● **THE REQUEST**: Retype the records below exactly as they appear, but leave out any pictures.
***** DATASET ROWS
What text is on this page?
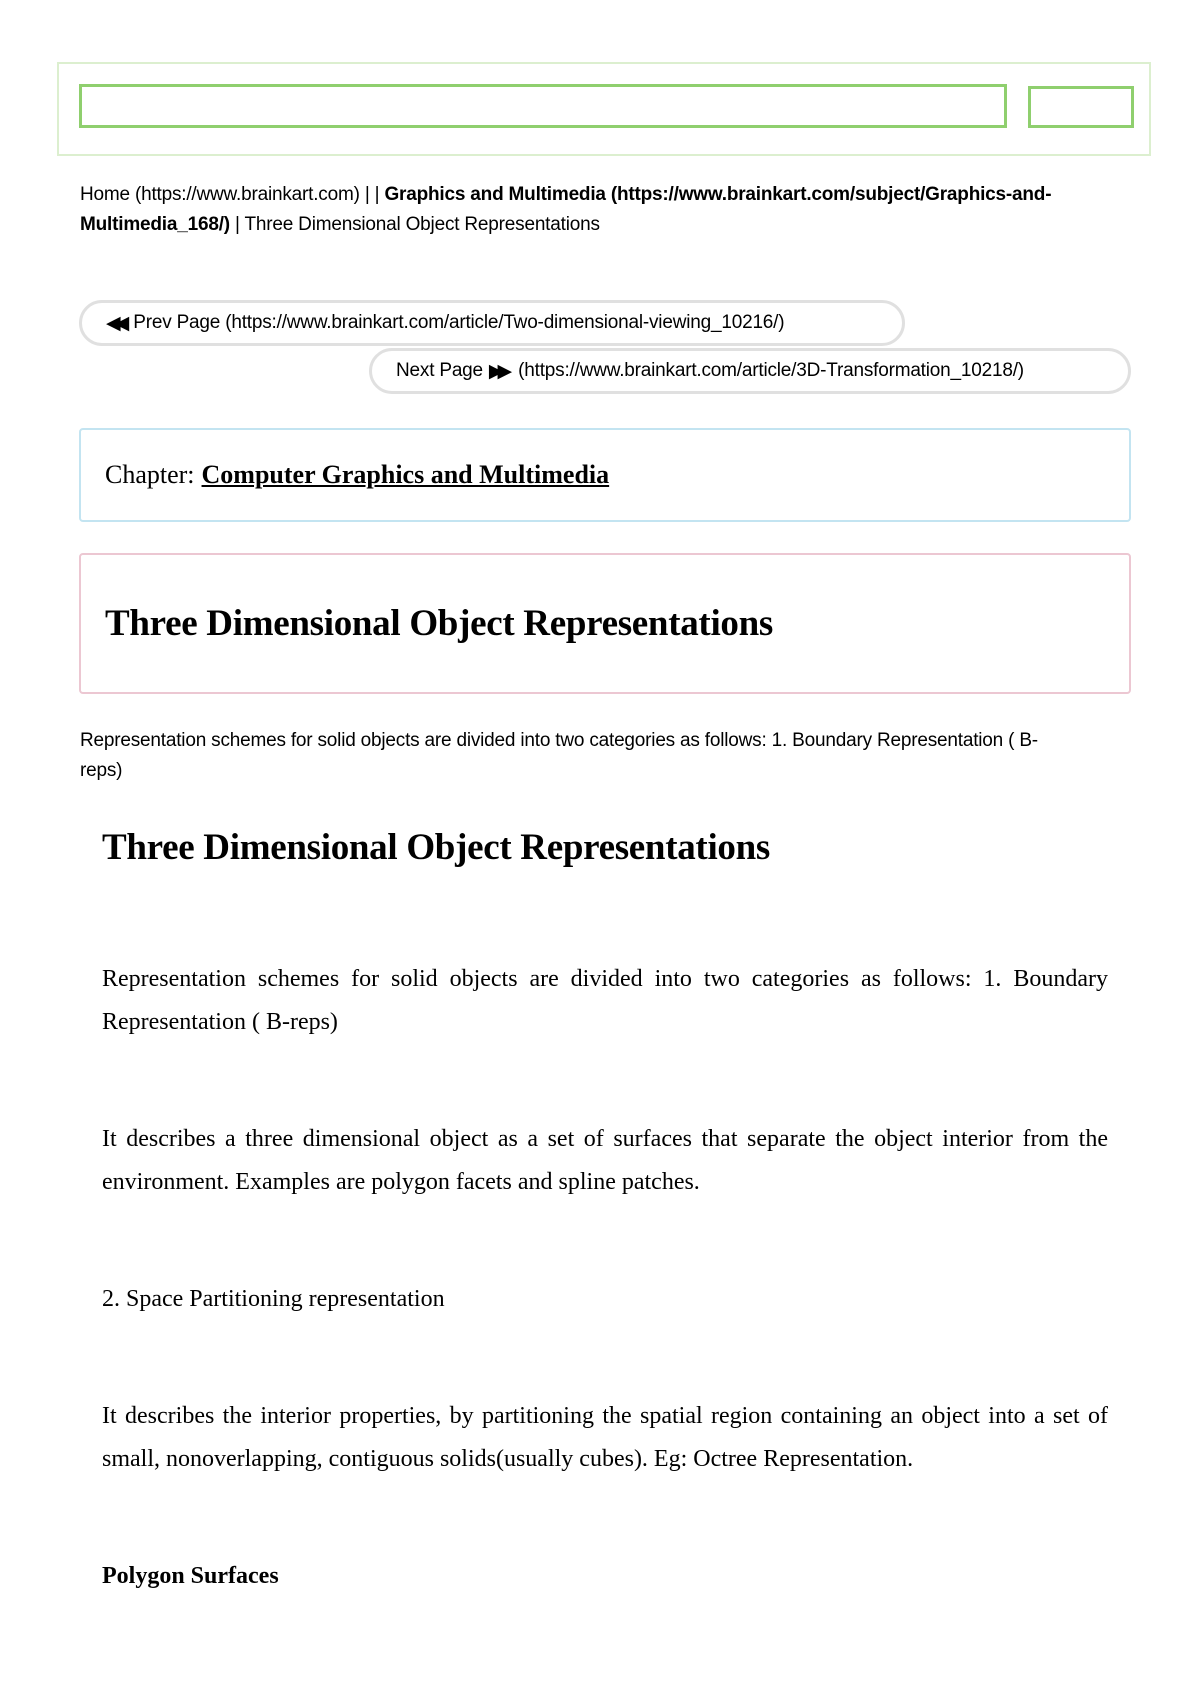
Home (https://www.brainkart.com) | | Graphics and Multimedia (https://www.brainkart.com/subject/Graphics-and-Multimedia_168/) | Three Dimensional Object Representations
◀◀ Prev Page (https://www.brainkart.com/article/Two-dimensional-viewing_10216/)
Next Page ▶▶ (https://www.brainkart.com/article/3D-Transformation_10218/)
Chapter: Computer Graphics and Multimedia
Three Dimensional Object Representations
Representation schemes for solid objects are divided into two categories as follows: 1. Boundary Representation ( B-reps)
Three Dimensional Object Representations

Representation schemes for solid objects are divided into two categories as follows: 1. Boundary Representation ( B-reps)

It describes a three dimensional object as a set of surfaces that separate the object interior from the environment. Examples are polygon facets and spline patches.

2. Space Partitioning representation

It describes the interior properties, by partitioning the spatial region containing an object into a set of small, nonoverlapping, contiguous solids(usually cubes). Eg: Octree Representation.

Polygon Surfaces
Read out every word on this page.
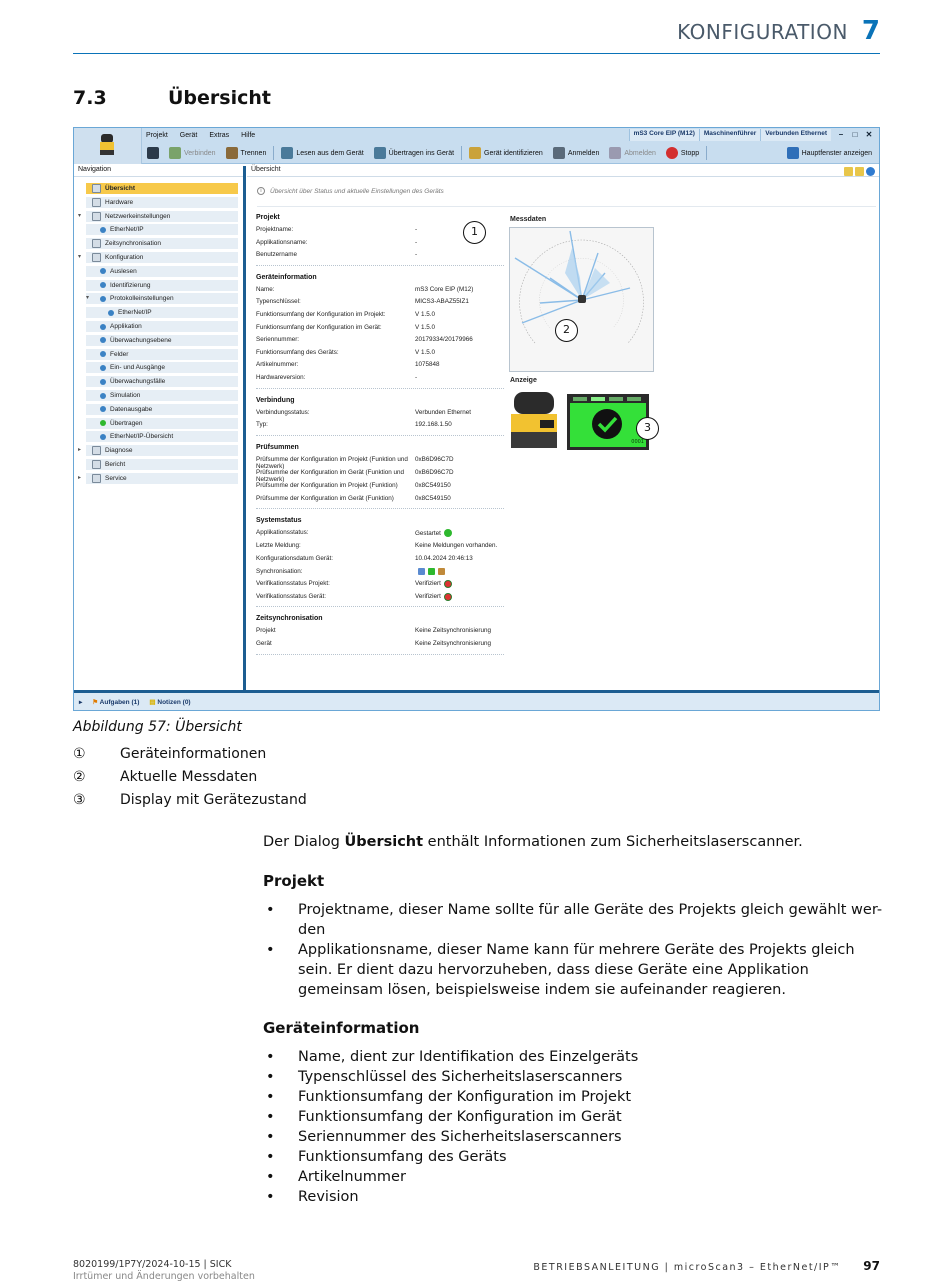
KONFIGURATION 7
7.3	Übersicht
Projekt Gerät Extras Hilfe	mS3 Core EIP (M12)	Maschinenführer	Verbunden Ethernet	–	□	✕
Verbinden	Trennen	Lesen aus dem Gerät	Übertragen ins Gerät	Gerät identifizieren	Anmelden	Abmelden	Stopp	Hauptfenster anzeigen
Navigation
Übersicht
Hardware
▾	Netzwerkeinstellungen
EtherNet/IP
Zeitsynchronisation
▾	Konfiguration
Auslesen
Identifizierung
▾	Protokolleinstellungen
EtherNet/IP
Applikation
Überwachungsebene
Felder
Ein- und Ausgänge
Überwachungsfälle
Simulation
Datenausgabe
Übertragen
EtherNet/IP-Übersicht
▸	Diagnose
Bericht
▸	Service
Übersicht
i	Übersicht über Status und aktuelle Einstellungen des Geräts
Projekt
Projektname:	-
Applikationsname:	-
Benutzername	-
Geräteinformation
Name:	mS3 Core EIP (M12)
Typenschlüssel:	MICS3-ABAZ55IZ1
Funktionsumfang der Konfiguration im Projekt:	V 1.5.0
Funktionsumfang der Konfiguration im Gerät:	V 1.5.0
Seriennummer:	20179334/20179966
Funktionsumfang des Geräts:	V 1.5.0
Artikelnummer:	1075848
Hardwareversion:	-
Verbindung
Verbindungsstatus:	Verbunden Ethernet
Typ:	192.168.1.50
Prüfsummen
Prüfsumme der Konfiguration im Projekt (Funktion und Netzwerk)
0xB6D96C7D
Prüfsumme der Konfiguration im Gerät (Funktion und Netzwerk)
0xB6D96C7D
Prüfsumme der Konfiguration im Projekt (Funktion)	0x8C549150
Prüfsumme der Konfiguration im Gerät (Funktion)	0x8C549150
Systemstatus
Applikationsstatus:	Gestartet
Letzte Meldung:	Keine Meldungen vorhanden.
Konfigurationsdatum Gerät:	10.04.2024 20:46:13
Synchronisation:
Verifikationsstatus Projekt:	Verifiziert
Verifikationsstatus Gerät:	Verifiziert
Zeitsynchronisation
Projekt	Keine Zeitsynchronisierung
Gerät	Keine Zeitsynchronisierung
Messdaten
Anzeige
0001
1
2
3
▸ ⚑ Aufgaben (1) ▤ Notizen (0)
Abbildung 57: Übersicht
① Geräteinformationen
② Aktuelle Messdaten
③ Display mit Gerätezustand
Der Dialog Übersicht enthält Informationen zum Sicherheitslaserscanner.
Projekt
• Projektname, dieser Name sollte für alle Geräte des Projekts gleich gewählt wer-den
• Applikationsname, dieser Name kann für mehrere Geräte des Projekts gleich sein. Er dient dazu hervorzuheben, dass diese Geräte eine Applikation gemeinsam lösen, beispielsweise indem sie aufeinander reagieren.
Geräteinformation
• Name, dient zur Identifikation des Einzelgeräts
• Typenschlüssel des Sicherheitslaserscanners
• Funktionsumfang der Konfiguration im Projekt
• Funktionsumfang der Konfiguration im Gerät
• Seriennummer des Sicherheitslaserscanners
• Funktionsumfang des Geräts
• Artikelnummer
• Revision
8020199/1P7Y/2024-10-15 | SICK
Irrtümer und Änderungen vorbehalten
BETRIEBSANLEITUNG | microScan3 – EtherNet/IP™ 97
**********
● **RESULT FOR THIS EXERCISE**:
What text is on this page?
Home (https://www.brainkart.com) | | Graphics and Multimedia (https://www.brainkart.com/subject/Graphics-and-Multimedia_168/) | Three Dimensional Object Representations
◀◀ Prev Page (https://www.brainkart.com/article/Two-dimensional-viewing_10216/)
Next Page ▶▶ (https://www.brainkart.com/article/3D-Transformation_10218/)
Chapter: Computer Graphics and Multimedia
Three Dimensional Object Representations
Representation schemes for solid objects are divided into two categories as follows: 1. Boundary Representation ( B-reps)
Three Dimensional Object Representations

Representation schemes for solid objects are divided into two categories as follows: 1. Boundary Representation ( B-reps)

It describes a three dimensional object as a set of surfaces that separate the object interior from the environment. Examples are polygon facets and spline patches.

2. Space Partitioning representation

It describes the interior properties, by partitioning the spatial region containing an object into a set of small, nonoverlapping, contiguous solids(usually cubes). Eg: Octree Representation.

Polygon Surfaces
Read out every word on this page.
KONFIGURATION 7
7.3	Übersicht
Projekt Gerät Extras Hilfe	mS3 Core EIP (M12)	Maschinenführer	Verbunden Ethernet	–	□	✕
Verbinden	Trennen	Lesen aus dem Gerät	Übertragen ins Gerät	Gerät identifizieren	Anmelden	Abmelden	Stopp	Hauptfenster anzeigen
Navigation
Übersicht
Hardware
▾	Netzwerkeinstellungen
EtherNet/IP
Zeitsynchronisation
▾	Konfiguration
Auslesen
Identifizierung
▾	Protokolleinstellungen
EtherNet/IP
Applikation
Überwachungsebene
Felder
Ein- und Ausgänge
Überwachungsfälle
Simulation
Datenausgabe
Übertragen
EtherNet/IP-Übersicht
▸	Diagnose
Bericht
▸	Service
Übersicht
i	Übersicht über Status und aktuelle Einstellungen des Geräts
Projekt
Projektname:	-
Applikationsname:	-
Benutzername	-
Geräteinformation
Name:	mS3 Core EIP (M12)
Typenschlüssel:	MICS3-ABAZ55IZ1
Funktionsumfang der Konfiguration im Projekt:	V 1.5.0
Funktionsumfang der Konfiguration im Gerät:	V 1.5.0
Seriennummer:	20179334/20179966
Funktionsumfang des Geräts:	V 1.5.0
Artikelnummer:	1075848
Hardwareversion:	-
Verbindung
Verbindungsstatus:	Verbunden Ethernet
Typ:	192.168.1.50
Prüfsummen
Prüfsumme der Konfiguration im Projekt (Funktion und Netzwerk)
0xB6D96C7D
Prüfsumme der Konfiguration im Gerät (Funktion und Netzwerk)
0xB6D96C7D
Prüfsumme der Konfiguration im Projekt (Funktion)	0x8C549150
Prüfsumme der Konfiguration im Gerät (Funktion)	0x8C549150
Systemstatus
Applikationsstatus:	Gestartet
Letzte Meldung:	Keine Meldungen vorhanden.
Konfigurationsdatum Gerät:	10.04.2024 20:46:13
Synchronisation:
Verifikationsstatus Projekt:	Verifiziert
Verifikationsstatus Gerät:	Verifiziert
Zeitsynchronisation
Projekt	Keine Zeitsynchronisierung
Gerät	Keine Zeitsynchronisierung
Messdaten
Anzeige
0001
1
2
3
▸ ⚑ Aufgaben (1) ▤ Notizen (0)
Abbildung 57: Übersicht
① Geräteinformationen
② Aktuelle Messdaten
③ Display mit Gerätezustand
Der Dialog Übersicht enthält Informationen zum Sicherheitslaserscanner.
Projekt
• Projektname, dieser Name sollte für alle Geräte des Projekts gleich gewählt wer-den
• Applikationsname, dieser Name kann für mehrere Geräte des Projekts gleich sein. Er dient dazu hervorzuheben, dass diese Geräte eine Applikation gemeinsam lösen, beispielsweise indem sie aufeinander reagieren.
Geräteinformation
• Name, dient zur Identifikation des Einzelgeräts
• Typenschlüssel des Sicherheitslaserscanners
• Funktionsumfang der Konfiguration im Projekt
• Funktionsumfang der Konfiguration im Gerät
• Seriennummer des Sicherheitslaserscanners
• Funktionsumfang des Geräts
• Artikelnummer
• Revision
8020199/1P7Y/2024-10-15 | SICK
Irrtümer und Änderungen vorbehalten
BETRIEBSANLEITUNG | microScan3 – EtherNet/IP™ 97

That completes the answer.